### EXERCISE AIM
Without the images, print all the entries below exactly as given.

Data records
# # # # #

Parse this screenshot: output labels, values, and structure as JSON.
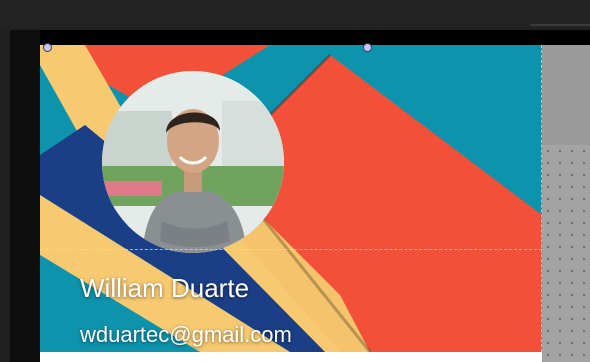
{
  "card": {
    "name": "William Duarte",
    "email": "wduartec@gmail.com"
  },
  "colors": {
    "teal": "#0e93ad",
    "red": "#f25038",
    "yellow": "#f7c971",
    "navy": "#1b3f86",
    "canvas": "#000000",
    "panel": "#9b9b9b"
  },
  "icons": {
    "photo": "profile-photo",
    "handles": "selection-handle"
  }
}
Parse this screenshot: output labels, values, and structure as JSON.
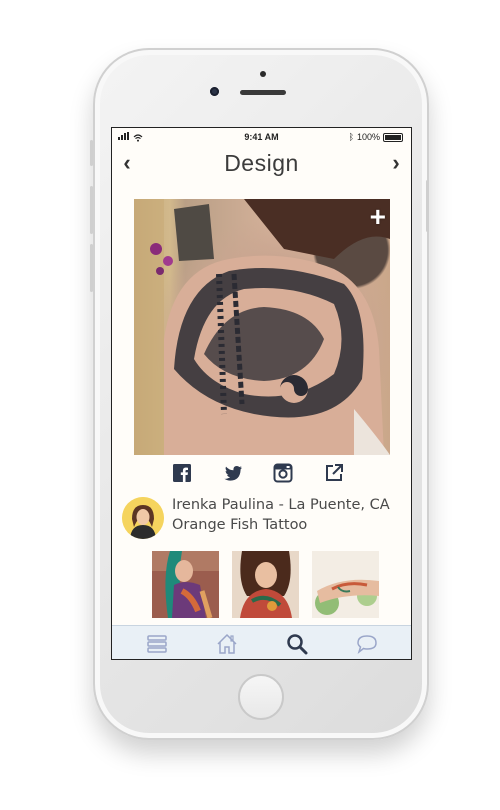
{
  "status_bar": {
    "time": "9:41 AM",
    "battery": "100%"
  },
  "nav": {
    "title": "Design",
    "back": "‹",
    "forward": "›"
  },
  "hero": {
    "add_label": "+"
  },
  "share": {
    "icons": [
      "facebook-icon",
      "twitter-icon",
      "instagram-icon",
      "external-link-icon"
    ]
  },
  "artist": {
    "line1": "Irenka Paulina - La Puente, CA",
    "line2": "Orange Fish Tattoo"
  },
  "tabs": [
    "menu-icon",
    "home-icon",
    "search-icon",
    "chat-icon"
  ],
  "colors": {
    "tab_active": "#2f3a4f",
    "tab_inactive": "#9aa6c9",
    "tab_bg": "#e9f0f6"
  }
}
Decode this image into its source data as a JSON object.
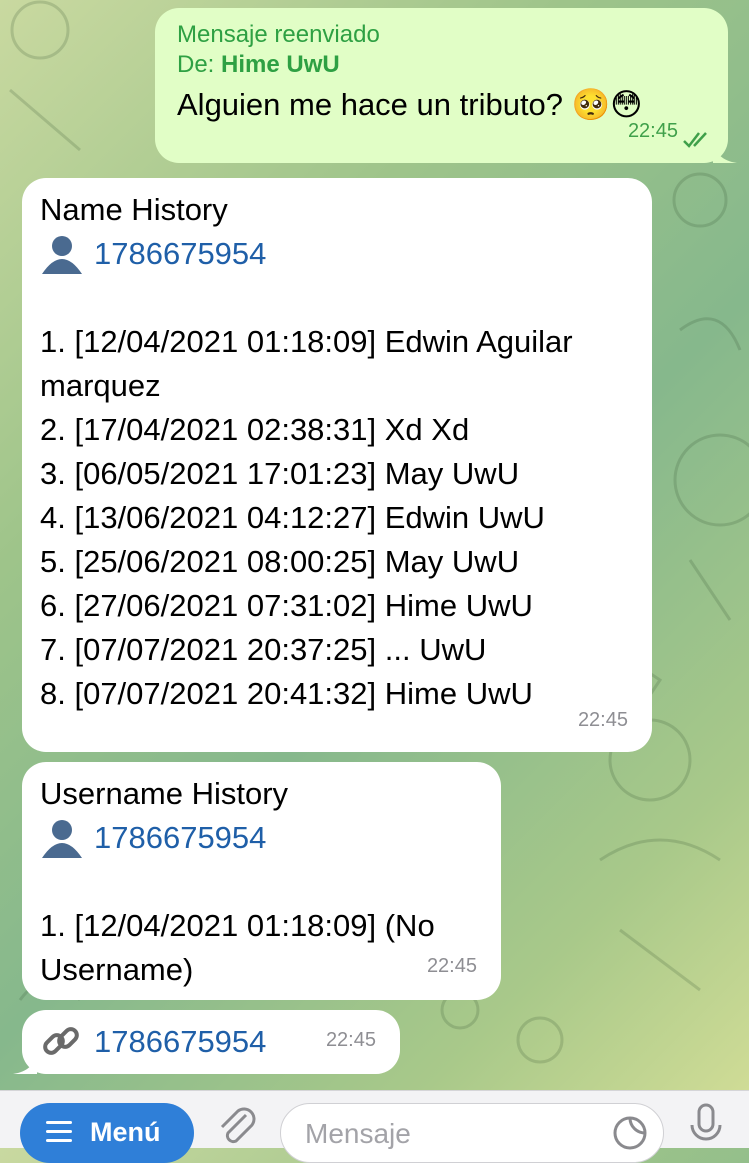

# # # # #

### WRITTEN SOLUTION
Parse this screenshot: output labels, values, and structure as JSON.
{
  "card": {
    "name": "William Duarte",
    "email": "wduartec@gmail.com"
  },
  "colors": {
    "teal": "#0e93ad",
    "red": "#f25038",
    "yellow": "#f7c971",
    "navy": "#1b3f86",
    "canvas": "#000000",
    "panel": "#9b9b9b"
  },
  "icons": {
    "photo": "profile-photo",
    "handles": "selection-handle"
  }
}
Parse this screenshot: output labels, values, and structure as JSON.
{
  "status_bar": {
    "time": "9:41 AM",
    "battery": "100%"
  },
  "nav": {
    "title": "Design",
    "back": "‹",
    "forward": "›"
  },
  "hero": {
    "add_label": "+"
  },
  "share": {
    "icons": [
      "facebook-icon",
      "twitter-icon",
      "instagram-icon",
      "external-link-icon"
    ]
  },
  "artist": {
    "line1": "Irenka Paulina - La Puente, CA",
    "line2": "Orange Fish Tattoo"
  },
  "tabs": [
    "menu-icon",
    "home-icon",
    "search-icon",
    "chat-icon"
  ],
  "colors": {
    "tab_active": "#2f3a4f",
    "tab_inactive": "#9aa6c9",
    "tab_bg": "#e9f0f6"
  }
}
Decode this image into its source data as a JSON object.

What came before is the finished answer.